- Available records
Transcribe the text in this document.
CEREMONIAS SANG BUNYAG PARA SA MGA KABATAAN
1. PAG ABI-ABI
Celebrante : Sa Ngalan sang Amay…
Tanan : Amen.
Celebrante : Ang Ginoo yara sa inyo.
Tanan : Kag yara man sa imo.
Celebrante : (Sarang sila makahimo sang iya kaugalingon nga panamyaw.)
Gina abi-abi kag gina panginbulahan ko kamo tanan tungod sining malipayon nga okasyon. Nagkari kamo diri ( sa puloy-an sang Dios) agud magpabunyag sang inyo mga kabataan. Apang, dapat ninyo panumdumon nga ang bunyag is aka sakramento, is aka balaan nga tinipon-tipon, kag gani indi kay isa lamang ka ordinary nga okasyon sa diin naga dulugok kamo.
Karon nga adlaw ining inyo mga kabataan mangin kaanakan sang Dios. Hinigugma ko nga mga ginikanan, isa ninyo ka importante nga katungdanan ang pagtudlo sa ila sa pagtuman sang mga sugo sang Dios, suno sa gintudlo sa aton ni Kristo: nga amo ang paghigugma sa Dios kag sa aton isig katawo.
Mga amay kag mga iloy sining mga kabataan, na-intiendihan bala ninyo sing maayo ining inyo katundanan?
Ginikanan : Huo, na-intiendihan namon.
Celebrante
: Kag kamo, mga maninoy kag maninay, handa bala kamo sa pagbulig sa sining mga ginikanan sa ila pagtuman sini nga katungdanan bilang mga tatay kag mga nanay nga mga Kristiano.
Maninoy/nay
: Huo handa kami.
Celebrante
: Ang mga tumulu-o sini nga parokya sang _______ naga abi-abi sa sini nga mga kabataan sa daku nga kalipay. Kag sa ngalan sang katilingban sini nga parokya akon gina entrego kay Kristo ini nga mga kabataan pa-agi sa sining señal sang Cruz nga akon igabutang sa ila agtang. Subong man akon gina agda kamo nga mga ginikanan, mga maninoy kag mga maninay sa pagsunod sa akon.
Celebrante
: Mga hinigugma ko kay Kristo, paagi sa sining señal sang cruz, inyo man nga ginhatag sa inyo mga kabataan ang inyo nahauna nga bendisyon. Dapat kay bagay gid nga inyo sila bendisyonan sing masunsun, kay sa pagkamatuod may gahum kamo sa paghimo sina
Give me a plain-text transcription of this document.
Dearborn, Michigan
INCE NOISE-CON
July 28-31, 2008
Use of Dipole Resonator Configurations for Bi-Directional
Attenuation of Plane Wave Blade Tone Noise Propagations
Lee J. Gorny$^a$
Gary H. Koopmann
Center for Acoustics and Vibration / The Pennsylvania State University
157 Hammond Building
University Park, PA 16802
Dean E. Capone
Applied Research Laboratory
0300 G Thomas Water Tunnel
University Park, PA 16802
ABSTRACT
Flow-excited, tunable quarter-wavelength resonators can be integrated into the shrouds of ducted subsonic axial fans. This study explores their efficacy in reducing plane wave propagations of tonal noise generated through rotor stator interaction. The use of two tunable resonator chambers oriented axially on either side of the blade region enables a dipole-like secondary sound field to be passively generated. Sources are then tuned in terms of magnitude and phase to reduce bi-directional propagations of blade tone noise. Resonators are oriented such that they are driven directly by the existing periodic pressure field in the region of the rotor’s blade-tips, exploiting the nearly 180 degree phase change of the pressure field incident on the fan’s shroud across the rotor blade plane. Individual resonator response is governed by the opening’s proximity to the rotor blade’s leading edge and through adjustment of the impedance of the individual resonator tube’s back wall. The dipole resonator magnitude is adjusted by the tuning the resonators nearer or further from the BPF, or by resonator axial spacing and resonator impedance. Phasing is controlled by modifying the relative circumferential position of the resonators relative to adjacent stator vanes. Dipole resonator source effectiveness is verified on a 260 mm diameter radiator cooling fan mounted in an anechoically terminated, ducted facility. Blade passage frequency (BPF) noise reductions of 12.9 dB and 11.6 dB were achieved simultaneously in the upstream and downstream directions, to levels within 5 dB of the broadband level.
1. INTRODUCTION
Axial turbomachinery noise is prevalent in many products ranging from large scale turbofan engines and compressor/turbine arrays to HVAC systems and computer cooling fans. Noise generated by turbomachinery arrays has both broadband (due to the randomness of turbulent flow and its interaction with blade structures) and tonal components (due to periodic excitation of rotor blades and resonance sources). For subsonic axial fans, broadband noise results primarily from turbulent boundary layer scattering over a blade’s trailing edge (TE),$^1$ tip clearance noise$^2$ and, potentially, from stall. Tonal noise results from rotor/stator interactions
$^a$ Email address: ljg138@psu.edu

- Task requirements
Retype the material in full, character for character.

- Result
Transcribe the text in this document.
CEREMONIAS SANG BUNYAG PARA SA MGA KABATAAN
1. PAG ABI-ABI
Celebrante : Sa Ngalan sang Amay…
Tanan : Amen.
Celebrante : Ang Ginoo yara sa inyo.
Tanan : Kag yara man sa imo.
Celebrante : (Sarang sila makahimo sang iya kaugalingon nga panamyaw.)
Gina abi-abi kag gina panginbulahan ko kamo tanan tungod sining malipayon nga okasyon. Nagkari kamo diri ( sa puloy-an sang Dios) agud magpabunyag sang inyo mga kabataan. Apang, dapat ninyo panumdumon nga ang bunyag is aka sakramento, is aka balaan nga tinipon-tipon, kag gani indi kay isa lamang ka ordinary nga okasyon sa diin naga dulugok kamo.
Karon nga adlaw ining inyo mga kabataan mangin kaanakan sang Dios. Hinigugma ko nga mga ginikanan, isa ninyo ka importante nga katungdanan ang pagtudlo sa ila sa pagtuman sang mga sugo sang Dios, suno sa gintudlo sa aton ni Kristo: nga amo ang paghigugma sa Dios kag sa aton isig katawo.
Mga amay kag mga iloy sining mga kabataan, na-intiendihan bala ninyo sing maayo ining inyo katundanan?
Ginikanan : Huo, na-intiendihan namon.
Celebrante
: Kag kamo, mga maninoy kag maninay, handa bala kamo sa pagbulig sa sining mga ginikanan sa ila pagtuman sini nga katungdanan bilang mga tatay kag mga nanay nga mga Kristiano.
Maninoy/nay
: Huo handa kami.
Celebrante
: Ang mga tumulu-o sini nga parokya sang _______ naga abi-abi sa sini nga mga kabataan sa daku nga kalipay. Kag sa ngalan sang katilingban sini nga parokya akon gina entrego kay Kristo ini nga mga kabataan pa-agi sa sining señal sang Cruz nga akon igabutang sa ila agtang. Subong man akon gina agda kamo nga mga ginikanan, mga maninoy kag mga maninay sa pagsunod sa akon.
Celebrante
: Mga hinigugma ko kay Kristo, paagi sa sining señal sang cruz, inyo man nga ginhatag sa inyo mga kabataan ang inyo nahauna nga bendisyon. Dapat kay bagay gid nga inyo sila bendisyonan sing masunsun, kay sa pagkamatuod may gahum kamo sa paghimo sina
Give me a plain-text transcription of this document.
Dearborn, Michigan
INCE NOISE-CON
July 28-31, 2008
Use of Dipole Resonator Configurations for Bi-Directional
Attenuation of Plane Wave Blade Tone Noise Propagations
Lee J. Gorny$^a$
Gary H. Koopmann
Center for Acoustics and Vibration / The Pennsylvania State University
157 Hammond Building
University Park, PA 16802
Dean E. Capone
Applied Research Laboratory
0300 G Thomas Water Tunnel
University Park, PA 16802
ABSTRACT
Flow-excited, tunable quarter-wavelength resonators can be integrated into the shrouds of ducted subsonic axial fans. This study explores their efficacy in reducing plane wave propagations of tonal noise generated through rotor stator interaction. The use of two tunable resonator chambers oriented axially on either side of the blade region enables a dipole-like secondary sound field to be passively generated. Sources are then tuned in terms of magnitude and phase to reduce bi-directional propagations of blade tone noise. Resonators are oriented such that they are driven directly by the existing periodic pressure field in the region of the rotor’s blade-tips, exploiting the nearly 180 degree phase change of the pressure field incident on the fan’s shroud across the rotor blade plane. Individual resonator response is governed by the opening’s proximity to the rotor blade’s leading edge and through adjustment of the impedance of the individual resonator tube’s back wall. The dipole resonator magnitude is adjusted by the tuning the resonators nearer or further from the BPF, or by resonator axial spacing and resonator impedance. Phasing is controlled by modifying the relative circumferential position of the resonators relative to adjacent stator vanes. Dipole resonator source effectiveness is verified on a 260 mm diameter radiator cooling fan mounted in an anechoically terminated, ducted facility. Blade passage frequency (BPF) noise reductions of 12.9 dB and 11.6 dB were achieved simultaneously in the upstream and downstream directions, to levels within 5 dB of the broadband level.
1. INTRODUCTION
Axial turbomachinery noise is prevalent in many products ranging from large scale turbofan engines and compressor/turbine arrays to HVAC systems and computer cooling fans. Noise generated by turbomachinery arrays has both broadband (due to the randomness of turbulent flow and its interaction with blade structures) and tonal components (due to periodic excitation of rotor blades and resonance sources). For subsonic axial fans, broadband noise results primarily from turbulent boundary layer scattering over a blade’s trailing edge (TE),$^1$ tip clearance noise$^2$ and, potentially, from stall. Tonal noise results from rotor/stator interactions
$^a$ Email address: ljg138@psu.edu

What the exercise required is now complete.